• [Job]:
Which lines in the records below contain the word "text"? Copy each of them.
**** Dataset records ****
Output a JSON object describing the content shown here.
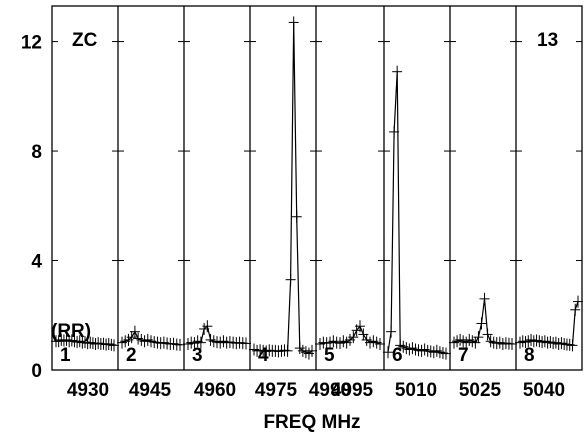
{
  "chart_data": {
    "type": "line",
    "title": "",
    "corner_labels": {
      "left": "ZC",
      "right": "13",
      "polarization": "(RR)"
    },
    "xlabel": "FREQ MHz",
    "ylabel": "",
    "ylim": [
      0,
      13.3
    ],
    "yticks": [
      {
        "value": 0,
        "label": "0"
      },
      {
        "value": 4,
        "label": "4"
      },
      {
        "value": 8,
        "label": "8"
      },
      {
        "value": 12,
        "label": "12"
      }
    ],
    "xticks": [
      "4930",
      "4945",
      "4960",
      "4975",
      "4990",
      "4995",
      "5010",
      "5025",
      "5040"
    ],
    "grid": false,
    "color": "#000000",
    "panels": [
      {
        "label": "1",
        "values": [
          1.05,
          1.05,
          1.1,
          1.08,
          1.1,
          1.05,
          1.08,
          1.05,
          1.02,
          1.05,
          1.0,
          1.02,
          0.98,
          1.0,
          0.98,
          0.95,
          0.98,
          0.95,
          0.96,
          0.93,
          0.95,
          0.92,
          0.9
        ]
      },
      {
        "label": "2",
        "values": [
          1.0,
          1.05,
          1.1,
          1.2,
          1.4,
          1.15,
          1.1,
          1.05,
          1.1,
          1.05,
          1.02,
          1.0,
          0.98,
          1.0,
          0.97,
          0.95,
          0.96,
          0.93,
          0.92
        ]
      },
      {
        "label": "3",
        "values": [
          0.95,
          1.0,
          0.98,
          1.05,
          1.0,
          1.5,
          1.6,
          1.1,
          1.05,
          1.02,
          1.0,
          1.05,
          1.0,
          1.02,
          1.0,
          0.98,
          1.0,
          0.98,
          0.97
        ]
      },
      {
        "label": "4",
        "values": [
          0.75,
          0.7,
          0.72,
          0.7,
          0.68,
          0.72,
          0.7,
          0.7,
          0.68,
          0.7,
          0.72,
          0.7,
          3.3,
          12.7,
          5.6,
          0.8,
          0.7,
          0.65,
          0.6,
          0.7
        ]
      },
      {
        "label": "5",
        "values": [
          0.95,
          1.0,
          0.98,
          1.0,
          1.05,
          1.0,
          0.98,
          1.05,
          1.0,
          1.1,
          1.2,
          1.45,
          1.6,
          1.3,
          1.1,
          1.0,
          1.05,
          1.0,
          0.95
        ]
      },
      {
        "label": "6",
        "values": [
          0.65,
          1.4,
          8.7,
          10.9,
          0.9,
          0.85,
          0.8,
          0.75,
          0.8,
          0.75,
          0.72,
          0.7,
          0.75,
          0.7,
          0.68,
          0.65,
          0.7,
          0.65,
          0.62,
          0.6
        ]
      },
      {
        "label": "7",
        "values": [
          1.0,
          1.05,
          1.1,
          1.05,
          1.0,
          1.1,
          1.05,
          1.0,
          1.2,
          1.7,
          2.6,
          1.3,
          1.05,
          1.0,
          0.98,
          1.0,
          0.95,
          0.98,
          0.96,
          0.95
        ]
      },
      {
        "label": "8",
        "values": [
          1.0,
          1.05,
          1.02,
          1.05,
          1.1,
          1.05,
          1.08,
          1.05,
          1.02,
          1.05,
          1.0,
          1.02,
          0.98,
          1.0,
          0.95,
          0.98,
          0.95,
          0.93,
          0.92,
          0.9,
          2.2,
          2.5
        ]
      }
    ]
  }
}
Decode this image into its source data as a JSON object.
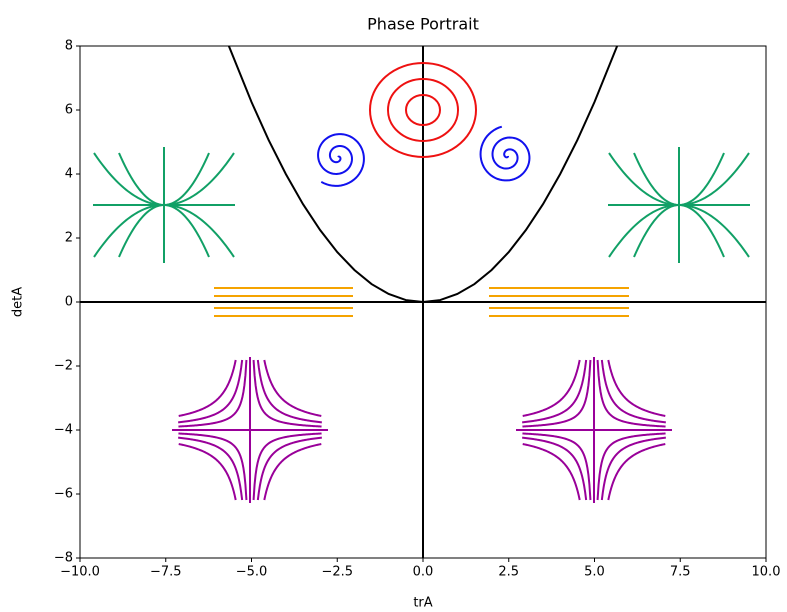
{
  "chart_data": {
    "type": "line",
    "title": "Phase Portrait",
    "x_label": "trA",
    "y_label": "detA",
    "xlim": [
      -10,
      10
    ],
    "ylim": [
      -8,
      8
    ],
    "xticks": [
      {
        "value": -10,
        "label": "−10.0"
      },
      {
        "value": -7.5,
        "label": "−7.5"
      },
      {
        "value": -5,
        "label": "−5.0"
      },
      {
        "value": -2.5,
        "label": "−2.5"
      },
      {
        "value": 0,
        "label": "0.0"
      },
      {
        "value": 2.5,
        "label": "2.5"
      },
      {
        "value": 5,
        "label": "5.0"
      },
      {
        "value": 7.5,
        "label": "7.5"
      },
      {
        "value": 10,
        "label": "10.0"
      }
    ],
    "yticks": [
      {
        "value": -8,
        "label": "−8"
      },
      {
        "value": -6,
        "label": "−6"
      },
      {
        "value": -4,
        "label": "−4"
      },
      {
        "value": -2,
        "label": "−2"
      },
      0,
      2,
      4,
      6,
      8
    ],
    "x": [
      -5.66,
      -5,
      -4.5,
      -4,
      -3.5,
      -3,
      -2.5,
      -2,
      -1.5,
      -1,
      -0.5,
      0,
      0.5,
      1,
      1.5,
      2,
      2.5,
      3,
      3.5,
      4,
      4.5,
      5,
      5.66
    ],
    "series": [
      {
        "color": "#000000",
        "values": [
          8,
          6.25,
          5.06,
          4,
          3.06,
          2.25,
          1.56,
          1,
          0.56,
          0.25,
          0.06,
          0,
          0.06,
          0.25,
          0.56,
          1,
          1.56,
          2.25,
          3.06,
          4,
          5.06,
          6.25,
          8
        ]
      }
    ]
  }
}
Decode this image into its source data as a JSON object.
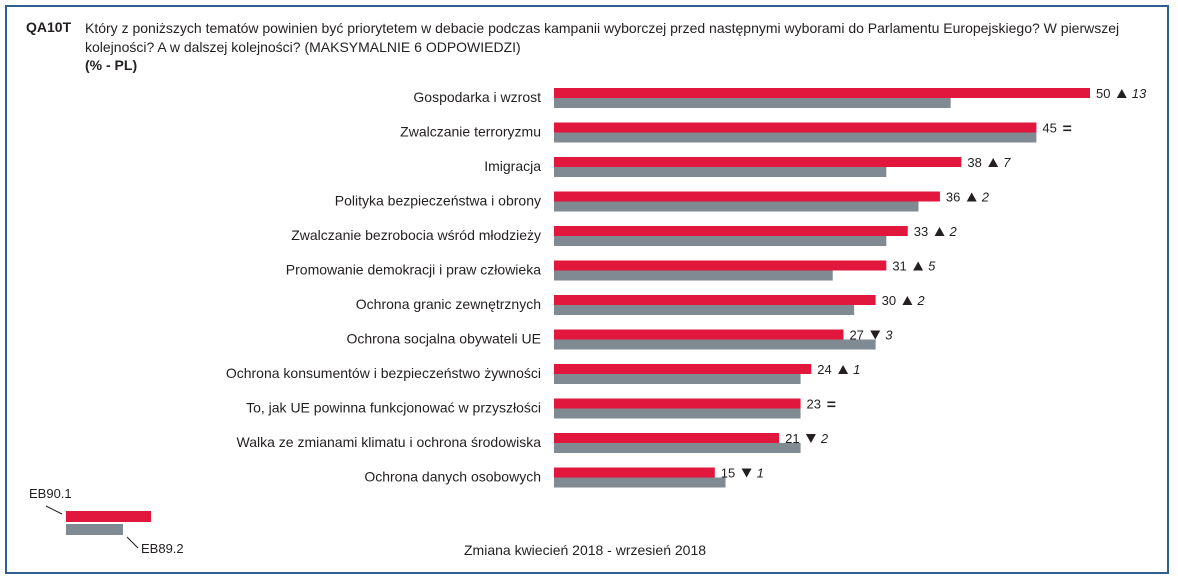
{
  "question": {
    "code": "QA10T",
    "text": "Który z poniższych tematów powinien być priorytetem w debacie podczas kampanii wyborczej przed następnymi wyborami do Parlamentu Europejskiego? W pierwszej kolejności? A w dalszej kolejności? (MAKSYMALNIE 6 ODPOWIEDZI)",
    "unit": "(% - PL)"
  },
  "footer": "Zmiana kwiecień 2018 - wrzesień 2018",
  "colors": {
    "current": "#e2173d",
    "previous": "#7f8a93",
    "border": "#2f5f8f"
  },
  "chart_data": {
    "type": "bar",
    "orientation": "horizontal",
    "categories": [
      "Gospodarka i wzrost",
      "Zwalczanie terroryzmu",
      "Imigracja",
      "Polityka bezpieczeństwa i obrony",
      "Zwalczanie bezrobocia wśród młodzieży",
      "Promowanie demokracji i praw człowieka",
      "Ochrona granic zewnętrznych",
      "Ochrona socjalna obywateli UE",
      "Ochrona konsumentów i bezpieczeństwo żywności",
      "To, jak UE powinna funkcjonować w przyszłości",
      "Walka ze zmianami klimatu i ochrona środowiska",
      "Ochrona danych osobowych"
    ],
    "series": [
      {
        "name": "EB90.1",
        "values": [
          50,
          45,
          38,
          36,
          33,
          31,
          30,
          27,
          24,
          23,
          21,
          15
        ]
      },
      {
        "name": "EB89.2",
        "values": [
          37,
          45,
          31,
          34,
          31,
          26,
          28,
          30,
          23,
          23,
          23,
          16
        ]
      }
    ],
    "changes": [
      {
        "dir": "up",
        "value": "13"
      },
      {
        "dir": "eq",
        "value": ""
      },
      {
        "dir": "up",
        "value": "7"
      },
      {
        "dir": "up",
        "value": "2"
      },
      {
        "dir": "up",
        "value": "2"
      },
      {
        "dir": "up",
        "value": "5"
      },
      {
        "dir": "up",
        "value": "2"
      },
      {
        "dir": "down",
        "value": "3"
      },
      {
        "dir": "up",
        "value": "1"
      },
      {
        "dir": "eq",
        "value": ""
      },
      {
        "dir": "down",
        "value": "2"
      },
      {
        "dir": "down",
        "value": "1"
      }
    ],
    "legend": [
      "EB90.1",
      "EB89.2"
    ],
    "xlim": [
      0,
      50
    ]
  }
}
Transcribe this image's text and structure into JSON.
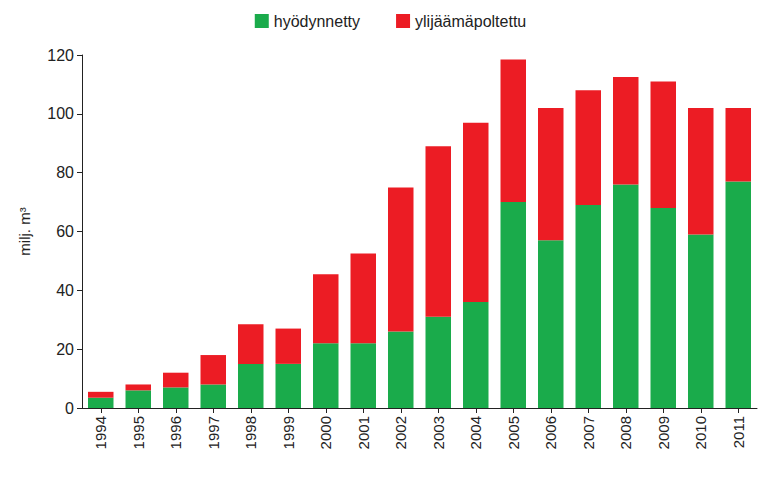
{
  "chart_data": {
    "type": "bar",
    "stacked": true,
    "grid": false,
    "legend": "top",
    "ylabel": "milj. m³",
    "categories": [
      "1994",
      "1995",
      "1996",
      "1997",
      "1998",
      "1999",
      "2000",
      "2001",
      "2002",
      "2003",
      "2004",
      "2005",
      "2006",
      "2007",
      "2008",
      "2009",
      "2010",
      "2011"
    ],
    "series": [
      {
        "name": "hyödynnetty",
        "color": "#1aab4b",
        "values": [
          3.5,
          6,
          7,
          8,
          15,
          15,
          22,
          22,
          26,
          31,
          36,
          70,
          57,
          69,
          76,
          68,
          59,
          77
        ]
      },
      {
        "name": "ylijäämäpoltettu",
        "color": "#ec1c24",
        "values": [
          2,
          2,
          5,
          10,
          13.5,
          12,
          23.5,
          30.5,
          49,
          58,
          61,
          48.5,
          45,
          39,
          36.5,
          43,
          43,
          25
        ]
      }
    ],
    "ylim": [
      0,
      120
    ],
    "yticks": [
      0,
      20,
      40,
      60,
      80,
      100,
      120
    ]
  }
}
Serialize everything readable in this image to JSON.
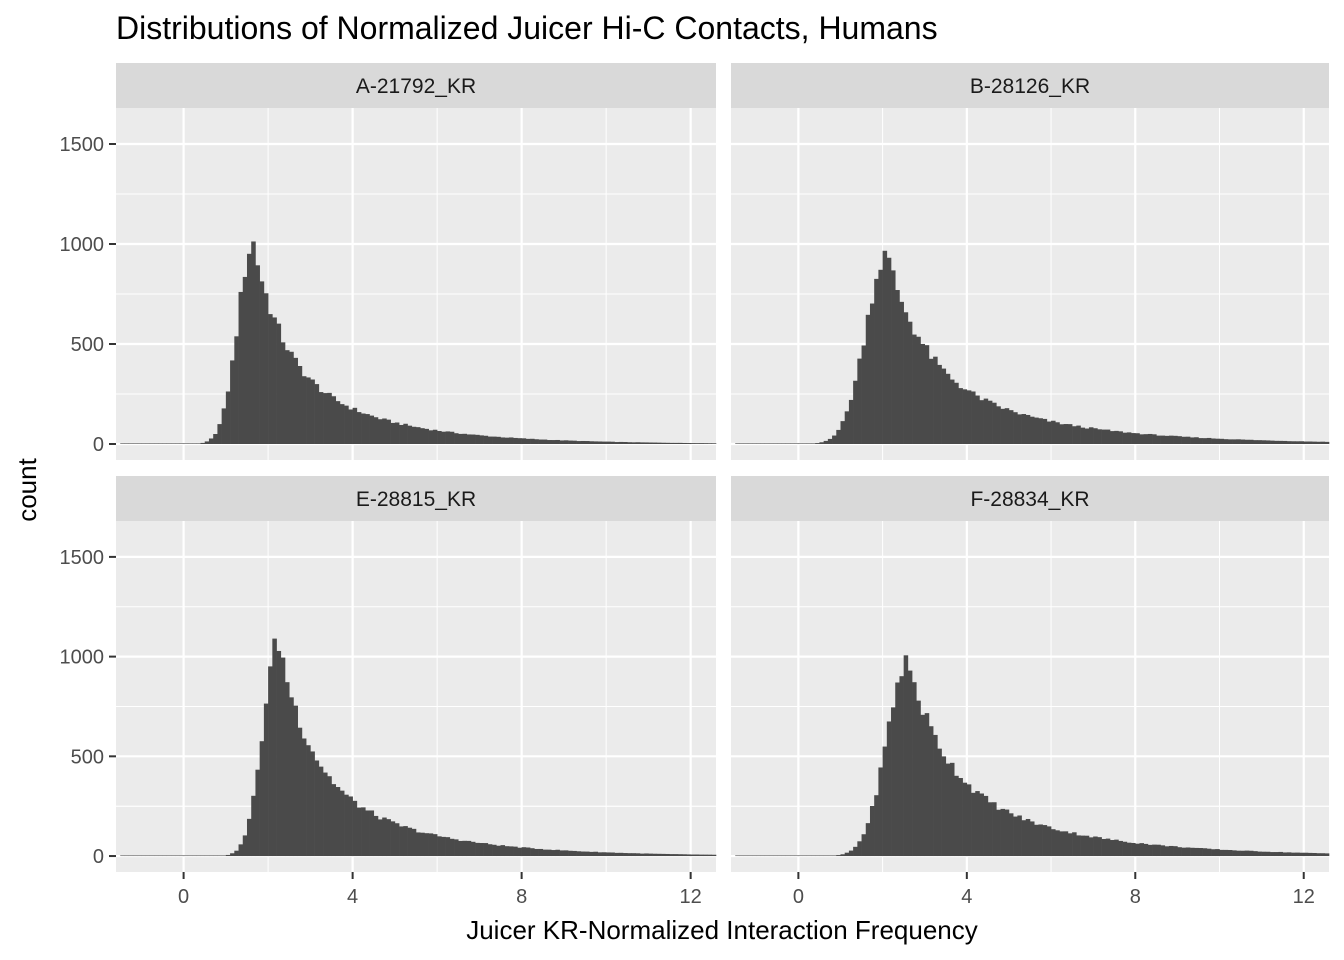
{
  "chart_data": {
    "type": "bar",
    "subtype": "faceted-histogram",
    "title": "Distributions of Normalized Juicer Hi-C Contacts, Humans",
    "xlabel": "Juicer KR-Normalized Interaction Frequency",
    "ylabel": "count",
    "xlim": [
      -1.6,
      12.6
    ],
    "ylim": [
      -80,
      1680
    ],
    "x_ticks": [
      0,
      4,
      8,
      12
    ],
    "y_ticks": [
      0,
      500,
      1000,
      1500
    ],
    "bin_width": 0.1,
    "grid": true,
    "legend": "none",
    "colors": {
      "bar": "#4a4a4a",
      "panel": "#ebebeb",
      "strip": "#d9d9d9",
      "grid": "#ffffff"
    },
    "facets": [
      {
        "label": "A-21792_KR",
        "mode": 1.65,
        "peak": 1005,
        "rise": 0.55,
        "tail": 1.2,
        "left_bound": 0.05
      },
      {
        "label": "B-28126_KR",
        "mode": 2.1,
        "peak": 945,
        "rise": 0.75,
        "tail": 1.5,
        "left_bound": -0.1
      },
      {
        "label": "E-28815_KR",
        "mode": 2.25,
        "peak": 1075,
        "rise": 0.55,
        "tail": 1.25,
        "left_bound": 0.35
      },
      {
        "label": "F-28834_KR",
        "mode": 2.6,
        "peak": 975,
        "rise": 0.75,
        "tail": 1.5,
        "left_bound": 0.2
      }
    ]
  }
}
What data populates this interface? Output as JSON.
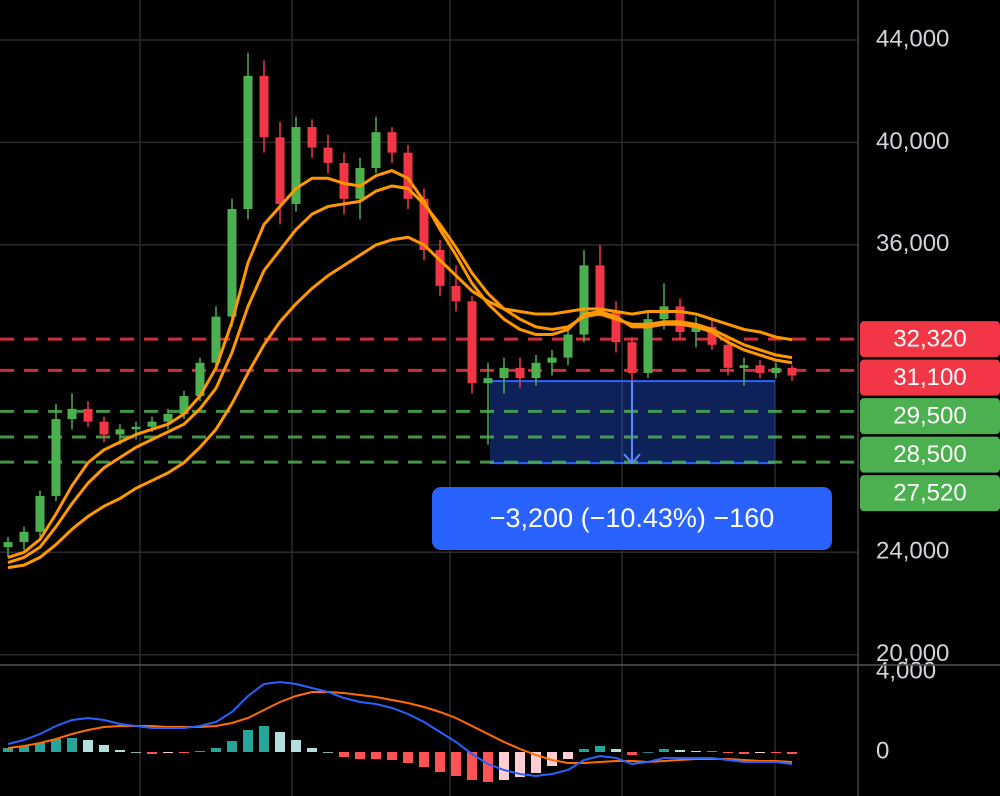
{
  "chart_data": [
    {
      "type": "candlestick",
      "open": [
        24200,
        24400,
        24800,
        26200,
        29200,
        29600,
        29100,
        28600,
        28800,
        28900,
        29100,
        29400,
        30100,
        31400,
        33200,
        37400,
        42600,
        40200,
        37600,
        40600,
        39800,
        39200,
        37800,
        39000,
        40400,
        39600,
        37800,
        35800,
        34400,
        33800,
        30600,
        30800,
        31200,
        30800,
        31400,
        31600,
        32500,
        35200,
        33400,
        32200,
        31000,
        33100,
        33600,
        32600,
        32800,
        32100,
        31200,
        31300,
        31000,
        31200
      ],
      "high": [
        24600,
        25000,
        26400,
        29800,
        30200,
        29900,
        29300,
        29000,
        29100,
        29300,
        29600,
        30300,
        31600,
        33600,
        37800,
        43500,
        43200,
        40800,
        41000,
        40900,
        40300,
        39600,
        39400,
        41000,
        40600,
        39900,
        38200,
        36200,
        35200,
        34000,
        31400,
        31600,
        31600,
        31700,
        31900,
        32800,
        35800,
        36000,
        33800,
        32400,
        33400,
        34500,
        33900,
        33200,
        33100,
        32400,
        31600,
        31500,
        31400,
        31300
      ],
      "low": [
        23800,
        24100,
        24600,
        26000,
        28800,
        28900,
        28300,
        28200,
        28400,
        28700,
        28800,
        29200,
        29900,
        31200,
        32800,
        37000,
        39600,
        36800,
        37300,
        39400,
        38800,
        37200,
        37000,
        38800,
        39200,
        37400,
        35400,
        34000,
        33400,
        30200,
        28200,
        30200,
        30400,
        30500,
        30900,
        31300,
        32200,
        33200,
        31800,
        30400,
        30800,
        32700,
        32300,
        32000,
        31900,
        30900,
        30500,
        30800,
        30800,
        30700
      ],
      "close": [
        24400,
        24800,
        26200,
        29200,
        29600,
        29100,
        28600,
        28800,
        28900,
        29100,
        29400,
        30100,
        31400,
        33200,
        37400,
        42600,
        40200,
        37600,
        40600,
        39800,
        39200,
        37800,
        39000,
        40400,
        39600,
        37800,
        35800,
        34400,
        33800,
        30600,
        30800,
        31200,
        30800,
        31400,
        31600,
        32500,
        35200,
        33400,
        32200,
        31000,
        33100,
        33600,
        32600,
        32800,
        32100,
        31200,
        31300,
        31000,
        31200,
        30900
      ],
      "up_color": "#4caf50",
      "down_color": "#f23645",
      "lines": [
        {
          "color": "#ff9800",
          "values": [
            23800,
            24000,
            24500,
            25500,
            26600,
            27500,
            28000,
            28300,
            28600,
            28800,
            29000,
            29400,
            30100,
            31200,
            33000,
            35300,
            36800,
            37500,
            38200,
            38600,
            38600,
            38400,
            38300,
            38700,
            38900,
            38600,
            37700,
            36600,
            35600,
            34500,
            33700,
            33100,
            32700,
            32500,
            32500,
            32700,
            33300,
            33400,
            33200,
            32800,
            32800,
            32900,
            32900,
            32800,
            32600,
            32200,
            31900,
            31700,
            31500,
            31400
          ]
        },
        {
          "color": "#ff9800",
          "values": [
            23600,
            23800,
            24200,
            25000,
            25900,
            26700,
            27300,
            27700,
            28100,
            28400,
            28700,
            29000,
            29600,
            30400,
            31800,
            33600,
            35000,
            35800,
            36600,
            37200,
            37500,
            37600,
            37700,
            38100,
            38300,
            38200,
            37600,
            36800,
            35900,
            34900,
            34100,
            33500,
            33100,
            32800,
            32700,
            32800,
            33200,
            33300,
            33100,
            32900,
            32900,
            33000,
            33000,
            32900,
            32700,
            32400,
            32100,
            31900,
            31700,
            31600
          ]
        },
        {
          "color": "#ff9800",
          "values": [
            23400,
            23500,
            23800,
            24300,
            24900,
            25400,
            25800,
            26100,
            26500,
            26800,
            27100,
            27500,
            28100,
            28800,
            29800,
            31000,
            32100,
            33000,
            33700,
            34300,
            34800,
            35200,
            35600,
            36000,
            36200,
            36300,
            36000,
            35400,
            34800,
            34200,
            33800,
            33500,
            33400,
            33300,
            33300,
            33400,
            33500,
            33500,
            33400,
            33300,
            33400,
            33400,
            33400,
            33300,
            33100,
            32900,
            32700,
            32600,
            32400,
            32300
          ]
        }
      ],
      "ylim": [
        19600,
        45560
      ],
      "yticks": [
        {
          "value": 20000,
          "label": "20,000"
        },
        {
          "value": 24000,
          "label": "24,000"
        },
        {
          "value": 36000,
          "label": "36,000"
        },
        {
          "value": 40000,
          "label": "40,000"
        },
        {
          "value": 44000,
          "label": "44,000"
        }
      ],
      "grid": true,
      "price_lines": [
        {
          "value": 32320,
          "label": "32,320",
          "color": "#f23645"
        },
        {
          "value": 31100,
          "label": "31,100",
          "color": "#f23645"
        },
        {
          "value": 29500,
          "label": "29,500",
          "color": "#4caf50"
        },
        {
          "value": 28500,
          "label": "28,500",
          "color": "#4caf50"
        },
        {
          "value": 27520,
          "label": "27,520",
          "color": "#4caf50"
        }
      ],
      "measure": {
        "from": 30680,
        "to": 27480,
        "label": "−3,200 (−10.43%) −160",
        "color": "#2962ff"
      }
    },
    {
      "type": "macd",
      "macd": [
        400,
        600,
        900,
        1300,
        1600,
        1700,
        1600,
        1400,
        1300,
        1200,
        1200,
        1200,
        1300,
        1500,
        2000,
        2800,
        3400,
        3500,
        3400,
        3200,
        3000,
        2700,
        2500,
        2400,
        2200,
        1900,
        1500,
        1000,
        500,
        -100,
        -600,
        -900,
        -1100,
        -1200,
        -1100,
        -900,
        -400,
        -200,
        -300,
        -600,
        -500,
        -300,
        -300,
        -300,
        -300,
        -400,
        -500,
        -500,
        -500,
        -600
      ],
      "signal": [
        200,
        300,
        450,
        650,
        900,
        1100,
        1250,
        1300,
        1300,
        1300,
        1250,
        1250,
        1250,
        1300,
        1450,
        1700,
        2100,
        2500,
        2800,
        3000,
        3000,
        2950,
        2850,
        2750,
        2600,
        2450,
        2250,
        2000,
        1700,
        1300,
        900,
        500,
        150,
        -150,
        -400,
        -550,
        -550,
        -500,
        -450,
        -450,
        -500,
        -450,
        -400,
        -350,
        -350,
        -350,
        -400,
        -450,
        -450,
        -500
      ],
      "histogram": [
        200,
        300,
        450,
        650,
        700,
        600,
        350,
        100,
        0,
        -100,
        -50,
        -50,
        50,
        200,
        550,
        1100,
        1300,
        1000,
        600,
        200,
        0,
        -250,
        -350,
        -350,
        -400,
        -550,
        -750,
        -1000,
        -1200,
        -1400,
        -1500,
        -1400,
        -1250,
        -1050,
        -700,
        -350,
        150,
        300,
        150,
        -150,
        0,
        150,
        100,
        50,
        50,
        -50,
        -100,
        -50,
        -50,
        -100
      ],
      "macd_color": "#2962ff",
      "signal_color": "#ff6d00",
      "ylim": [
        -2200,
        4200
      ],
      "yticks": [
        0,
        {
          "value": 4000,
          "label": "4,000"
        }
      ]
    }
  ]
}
****
• [Correct output]:
    "text": "Który z poniższych tematów powinien być priorytetem w debacie podczas kampanii wyborczej przed następnymi wyborami do Parlamentu Europejskiego? W pierwszej kolejności? A w dalszej kolejności? (MAKSYMALNIE 6 ODPOWIEDZI)",
Transcribe this image's text and structure into JSON.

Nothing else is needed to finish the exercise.